(Data records)
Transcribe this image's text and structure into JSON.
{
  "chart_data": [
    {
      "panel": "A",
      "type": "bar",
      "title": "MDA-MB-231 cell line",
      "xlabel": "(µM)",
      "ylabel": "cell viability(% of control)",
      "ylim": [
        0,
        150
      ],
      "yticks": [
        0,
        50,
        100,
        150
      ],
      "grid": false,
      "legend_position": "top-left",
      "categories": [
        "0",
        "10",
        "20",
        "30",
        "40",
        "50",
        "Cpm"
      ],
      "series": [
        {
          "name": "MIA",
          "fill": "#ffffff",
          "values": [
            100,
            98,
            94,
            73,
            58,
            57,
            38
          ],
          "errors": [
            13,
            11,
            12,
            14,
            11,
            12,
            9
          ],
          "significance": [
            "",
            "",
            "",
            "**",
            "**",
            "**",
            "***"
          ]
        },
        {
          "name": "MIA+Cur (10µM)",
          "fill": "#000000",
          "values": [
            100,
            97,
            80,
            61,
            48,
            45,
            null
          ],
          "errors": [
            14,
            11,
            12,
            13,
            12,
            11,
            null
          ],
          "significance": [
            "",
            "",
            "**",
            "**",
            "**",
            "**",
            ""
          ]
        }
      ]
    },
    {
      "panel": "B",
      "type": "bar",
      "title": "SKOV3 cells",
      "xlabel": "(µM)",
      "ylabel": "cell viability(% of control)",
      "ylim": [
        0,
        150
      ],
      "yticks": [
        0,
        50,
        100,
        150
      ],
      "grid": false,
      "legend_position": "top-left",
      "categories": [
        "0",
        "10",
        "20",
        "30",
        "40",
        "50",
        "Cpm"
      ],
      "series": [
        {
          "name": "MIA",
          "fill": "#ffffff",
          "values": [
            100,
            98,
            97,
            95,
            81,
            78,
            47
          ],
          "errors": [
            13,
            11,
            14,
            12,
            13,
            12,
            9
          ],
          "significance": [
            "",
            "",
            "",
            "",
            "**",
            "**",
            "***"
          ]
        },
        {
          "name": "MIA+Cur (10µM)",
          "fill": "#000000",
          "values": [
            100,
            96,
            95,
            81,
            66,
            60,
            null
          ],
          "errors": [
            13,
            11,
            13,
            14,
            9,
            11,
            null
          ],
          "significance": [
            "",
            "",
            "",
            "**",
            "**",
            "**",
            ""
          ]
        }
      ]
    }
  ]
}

Task requirements: Write each line of the data down again exactly as it reads.

Your response:
Transcribe this image's text and structure into JSON.
{
  "chart_data": [
    {
      "panel": "A",
      "type": "bar",
      "title": "MDA-MB-231 cell line",
      "xlabel": "(µM)",
      "ylabel": "cell viability(% of control)",
      "ylim": [
        0,
        150
      ],
      "yticks": [
        0,
        50,
        100,
        150
      ],
      "grid": false,
      "legend_position": "top-left",
      "categories": [
        "0",
        "10",
        "20",
        "30",
        "40",
        "50",
        "Cpm"
      ],
      "series": [
        {
          "name": "MIA",
          "fill": "#ffffff",
          "values": [
            100,
            98,
            94,
            73,
            58,
            57,
            38
          ],
          "errors": [
            13,
            11,
            12,
            14,
            11,
            12,
            9
          ],
          "significance": [
            "",
            "",
            "",
            "**",
            "**",
            "**",
            "***"
          ]
        },
        {
          "name": "MIA+Cur (10µM)",
          "fill": "#000000",
          "values": [
            100,
            97,
            80,
            61,
            48,
            45,
            null
          ],
          "errors": [
            14,
            11,
            12,
            13,
            12,
            11,
            null
          ],
          "significance": [
            "",
            "",
            "**",
            "**",
            "**",
            "**",
            ""
          ]
        }
      ]
    },
    {
      "panel": "B",
      "type": "bar",
      "title": "SKOV3 cells",
      "xlabel": "(µM)",
      "ylabel": "cell viability(% of control)",
      "ylim": [
        0,
        150
      ],
      "yticks": [
        0,
        50,
        100,
        150
      ],
      "grid": false,
      "legend_position": "top-left",
      "categories": [
        "0",
        "10",
        "20",
        "30",
        "40",
        "50",
        "Cpm"
      ],
      "series": [
        {
          "name": "MIA",
          "fill": "#ffffff",
          "values": [
            100,
            98,
            97,
            95,
            81,
            78,
            47
          ],
          "errors": [
            13,
            11,
            14,
            12,
            13,
            12,
            9
          ],
          "significance": [
            "",
            "",
            "",
            "",
            "**",
            "**",
            "***"
          ]
        },
        {
          "name": "MIA+Cur (10µM)",
          "fill": "#000000",
          "values": [
            100,
            96,
            95,
            81,
            66,
            60,
            null
          ],
          "errors": [
            13,
            11,
            13,
            14,
            9,
            11,
            null
          ],
          "significance": [
            "",
            "",
            "",
            "**",
            "**",
            "**",
            ""
          ]
        }
      ]
    }
  ]
}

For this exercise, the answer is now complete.